> [Dataset records]:
···

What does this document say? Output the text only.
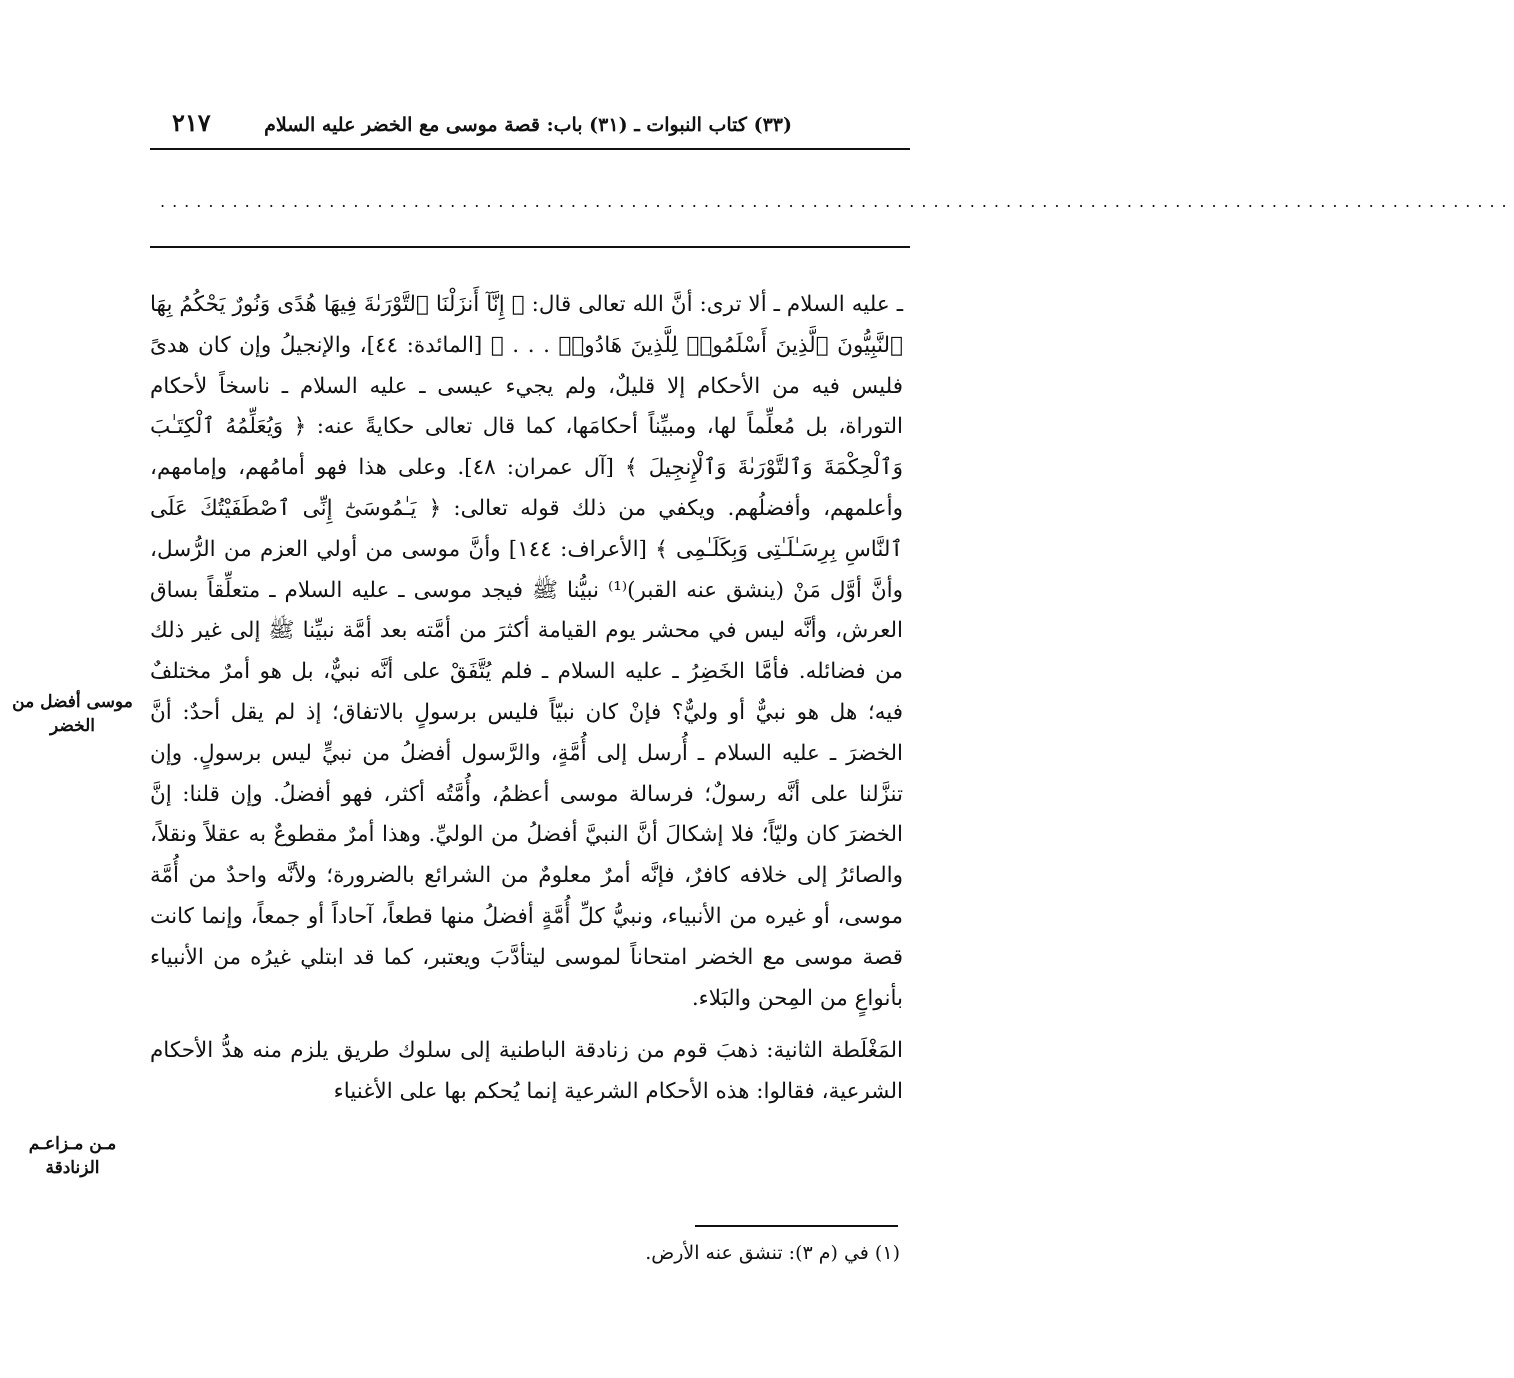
٢١٧	(٣٣) كتاب النبوات ـ (٣١) باب: قصة موسى مع الخضر عليه السلام
................................................................................................................

ـ عليه السلام ـ ألا ترى: أنَّ الله تعالى قال: ﴿ إِنَّآ أَنزَلْنَا ٱلتَّوْرَىٰةَ فِيهَا هُدًى وَنُورٌ يَحْكُمُ بِهَا ٱلنَّبِيُّونَ ٱلَّذِينَ أَسْلَمُوا۟ لِلَّذِينَ هَادُوا۟ . . . ﴾ [المائدة: ٤٤]، والإنجيلُ وإن كان هدىً فليس فيه من الأحكام إلا قليلٌ، ولم يجيء عيسى ـ عليه السلام ـ ناسخاً لأحكام التوراة، بل مُعلِّماً لها، ومبيِّناً أحكامَها، كما قال تعالى حكايةً عنه: ﴿ وَيُعَلِّمُهُ ٱلْكِتَـٰبَ وَٱلْحِكْمَةَ وَٱلتَّوْرَىٰةَ وَٱلْإِنجِيلَ ﴾ [آل عمران: ٤٨]. وعلى هذا فهو أمامُهم، وإمامهم، وأعلمهم، وأفضلُهم. ويكفي من ذلك قوله تعالى: ﴿ يَـٰمُوسَىٰٓ إِنِّى ٱصْطَفَيْتُكَ عَلَى ٱلنَّاسِ بِرِسَـٰلَـٰتِى وَبِكَلَـٰمِى ﴾ [الأعراف: ١٤٤] وأنَّ موسى من أولي العزم من الرُّسل، وأنَّ أوَّل مَنْ (ينشق عنه القبر)⁽¹⁾ نبيُّنا ﷺ فيجد موسى ـ عليه السلام ـ متعلِّقاً بساق العرش، وأنَّه ليس في محشر يوم القيامة أكثرَ من أمَّته بعد أمَّة نبيِّنا ﷺ إلى غير ذلك من فضائله. فأمَّا الخَضِرُ ـ عليه السلام ـ فلم يُتَّفَقْ على أنَّه نبيٌّ، بل هو أمرٌ مختلفٌ فيه؛ هل هو نبيٌّ أو وليٌّ؟ فإنْ كان نبيّاً فليس برسولٍ بالاتفاق؛ إذ لم يقل أحدٌ: أنَّ الخضرَ ـ عليه السلام ـ أُرسل إلى أُمَّةٍ، والرَّسول أفضلُ من نبيٍّ ليس برسولٍ. وإن تنزَّلنا على أنَّه رسولٌ؛ فرسالة موسى أعظمُ، وأُمَّتُه أكثر، فهو أفضلُ. وإن قلنا: إنَّ الخضرَ كان وليّاً؛ فلا إشكالَ أنَّ النبيَّ أفضلُ من الوليِّ. وهذا أمرٌ مقطوعٌ به عقلاً ونقلاً، والصائرُ إلى خلافه كافرٌ، فإنَّه أمرٌ معلومٌ من الشرائع بالضرورة؛ ولأنَّه واحدٌ من أُمَّة موسى، أو غيره من الأنبياء، ونبيُّ كلِّ أُمَّةٍ أفضلُ منها قطعاً، آحاداً أو جمعاً، وإنما كانت قصة موسى مع الخضر امتحاناً لموسى ليتأدَّبَ ويعتبر، كما قد ابتلي غيرُه من الأنبياء بأنواعٍ من المِحن والبَلاء.

المَغْلَطة الثانية: ذهبَ قوم من زنادقة الباطنية إلى سلوك طريق يلزم منه هدُّ الأحكام الشرعية، فقالوا: هذه الأحكام الشرعية إنما يُحكم بها على الأغنياء

موسى أفضل من الخضر
مـن مـزاعـم الزنادقة
(١) في (م ٣): تنشق عنه الأرض.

···

> [Task directions]:
Write out every line above exactly as it is, leaving out the pictures.

> [Answer below]:
What does this document say? Output the text only.
٢١٧	(٣٣) كتاب النبوات ـ (٣١) باب: قصة موسى مع الخضر عليه السلام
................................................................................................................

ـ عليه السلام ـ ألا ترى: أنَّ الله تعالى قال: ﴿ إِنَّآ أَنزَلْنَا ٱلتَّوْرَىٰةَ فِيهَا هُدًى وَنُورٌ يَحْكُمُ بِهَا ٱلنَّبِيُّونَ ٱلَّذِينَ أَسْلَمُوا۟ لِلَّذِينَ هَادُوا۟ . . . ﴾ [المائدة: ٤٤]، والإنجيلُ وإن كان هدىً فليس فيه من الأحكام إلا قليلٌ، ولم يجيء عيسى ـ عليه السلام ـ ناسخاً لأحكام التوراة، بل مُعلِّماً لها، ومبيِّناً أحكامَها، كما قال تعالى حكايةً عنه: ﴿ وَيُعَلِّمُهُ ٱلْكِتَـٰبَ وَٱلْحِكْمَةَ وَٱلتَّوْرَىٰةَ وَٱلْإِنجِيلَ ﴾ [آل عمران: ٤٨]. وعلى هذا فهو أمامُهم، وإمامهم، وأعلمهم، وأفضلُهم. ويكفي من ذلك قوله تعالى: ﴿ يَـٰمُوسَىٰٓ إِنِّى ٱصْطَفَيْتُكَ عَلَى ٱلنَّاسِ بِرِسَـٰلَـٰتِى وَبِكَلَـٰمِى ﴾ [الأعراف: ١٤٤] وأنَّ موسى من أولي العزم من الرُّسل، وأنَّ أوَّل مَنْ (ينشق عنه القبر)⁽¹⁾ نبيُّنا ﷺ فيجد موسى ـ عليه السلام ـ متعلِّقاً بساق العرش، وأنَّه ليس في محشر يوم القيامة أكثرَ من أمَّته بعد أمَّة نبيِّنا ﷺ إلى غير ذلك من فضائله. فأمَّا الخَضِرُ ـ عليه السلام ـ فلم يُتَّفَقْ على أنَّه نبيٌّ، بل هو أمرٌ مختلفٌ فيه؛ هل هو نبيٌّ أو وليٌّ؟ فإنْ كان نبيّاً فليس برسولٍ بالاتفاق؛ إذ لم يقل أحدٌ: أنَّ الخضرَ ـ عليه السلام ـ أُرسل إلى أُمَّةٍ، والرَّسول أفضلُ من نبيٍّ ليس برسولٍ. وإن تنزَّلنا على أنَّه رسولٌ؛ فرسالة موسى أعظمُ، وأُمَّتُه أكثر، فهو أفضلُ. وإن قلنا: إنَّ الخضرَ كان وليّاً؛ فلا إشكالَ أنَّ النبيَّ أفضلُ من الوليِّ. وهذا أمرٌ مقطوعٌ به عقلاً ونقلاً، والصائرُ إلى خلافه كافرٌ، فإنَّه أمرٌ معلومٌ من الشرائع بالضرورة؛ ولأنَّه واحدٌ من أُمَّة موسى، أو غيره من الأنبياء، ونبيُّ كلِّ أُمَّةٍ أفضلُ منها قطعاً، آحاداً أو جمعاً، وإنما كانت قصة موسى مع الخضر امتحاناً لموسى ليتأدَّبَ ويعتبر، كما قد ابتلي غيرُه من الأنبياء بأنواعٍ من المِحن والبَلاء.

المَغْلَطة الثانية: ذهبَ قوم من زنادقة الباطنية إلى سلوك طريق يلزم منه هدُّ الأحكام الشرعية، فقالوا: هذه الأحكام الشرعية إنما يُحكم بها على الأغنياء

موسى أفضل من الخضر
مـن مـزاعـم الزنادقة
(١) في (م ٣): تنشق عنه الأرض.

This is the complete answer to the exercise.